INPUT ROWS:

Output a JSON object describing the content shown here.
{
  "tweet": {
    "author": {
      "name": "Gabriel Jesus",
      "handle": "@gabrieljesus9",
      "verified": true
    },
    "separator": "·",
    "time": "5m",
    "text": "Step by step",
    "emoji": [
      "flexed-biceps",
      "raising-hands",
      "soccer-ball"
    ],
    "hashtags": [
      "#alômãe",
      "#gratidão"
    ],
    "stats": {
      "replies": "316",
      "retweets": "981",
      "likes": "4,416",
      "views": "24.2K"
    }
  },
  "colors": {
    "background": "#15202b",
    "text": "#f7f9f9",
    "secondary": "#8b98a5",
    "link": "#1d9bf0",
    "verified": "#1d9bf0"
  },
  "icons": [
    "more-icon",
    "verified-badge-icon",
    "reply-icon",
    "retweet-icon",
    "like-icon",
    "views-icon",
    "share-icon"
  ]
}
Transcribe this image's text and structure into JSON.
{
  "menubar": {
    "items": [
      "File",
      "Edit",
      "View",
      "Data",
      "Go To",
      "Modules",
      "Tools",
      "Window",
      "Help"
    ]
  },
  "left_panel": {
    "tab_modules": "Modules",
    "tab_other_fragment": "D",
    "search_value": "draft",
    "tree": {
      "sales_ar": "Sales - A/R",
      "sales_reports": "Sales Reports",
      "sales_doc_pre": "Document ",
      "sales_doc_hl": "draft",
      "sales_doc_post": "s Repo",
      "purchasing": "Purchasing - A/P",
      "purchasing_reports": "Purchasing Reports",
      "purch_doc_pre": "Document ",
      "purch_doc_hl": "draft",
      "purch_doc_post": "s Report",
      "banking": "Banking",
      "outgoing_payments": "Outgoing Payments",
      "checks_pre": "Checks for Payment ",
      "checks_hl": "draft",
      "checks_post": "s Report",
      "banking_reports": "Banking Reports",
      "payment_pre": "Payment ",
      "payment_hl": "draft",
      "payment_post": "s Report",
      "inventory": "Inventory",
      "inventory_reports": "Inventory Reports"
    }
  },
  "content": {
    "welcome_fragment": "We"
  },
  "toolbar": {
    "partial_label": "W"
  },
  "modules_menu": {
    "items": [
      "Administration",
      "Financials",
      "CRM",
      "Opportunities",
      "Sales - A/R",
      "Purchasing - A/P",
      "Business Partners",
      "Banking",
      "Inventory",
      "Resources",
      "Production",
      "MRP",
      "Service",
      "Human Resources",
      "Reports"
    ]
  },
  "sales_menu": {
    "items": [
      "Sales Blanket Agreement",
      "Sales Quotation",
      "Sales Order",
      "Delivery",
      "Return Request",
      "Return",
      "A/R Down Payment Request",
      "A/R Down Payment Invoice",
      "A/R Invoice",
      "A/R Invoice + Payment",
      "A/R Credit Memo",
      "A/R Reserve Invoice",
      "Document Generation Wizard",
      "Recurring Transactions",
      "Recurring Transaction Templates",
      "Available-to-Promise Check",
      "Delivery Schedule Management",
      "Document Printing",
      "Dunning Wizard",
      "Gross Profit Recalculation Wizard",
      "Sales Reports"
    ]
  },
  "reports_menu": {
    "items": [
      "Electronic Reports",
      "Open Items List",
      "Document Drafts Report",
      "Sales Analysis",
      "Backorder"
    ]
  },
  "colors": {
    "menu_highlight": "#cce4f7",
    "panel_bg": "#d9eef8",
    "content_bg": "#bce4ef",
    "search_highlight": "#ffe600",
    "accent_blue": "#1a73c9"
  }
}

WRITTEN INSTRUCTION: Check each line above for the string "Banking" and show the ones that have it.

ANSWER TO THIS EXERCISE:
      "banking": "Banking",
      "banking_reports": "Banking Reports",
      "Banking",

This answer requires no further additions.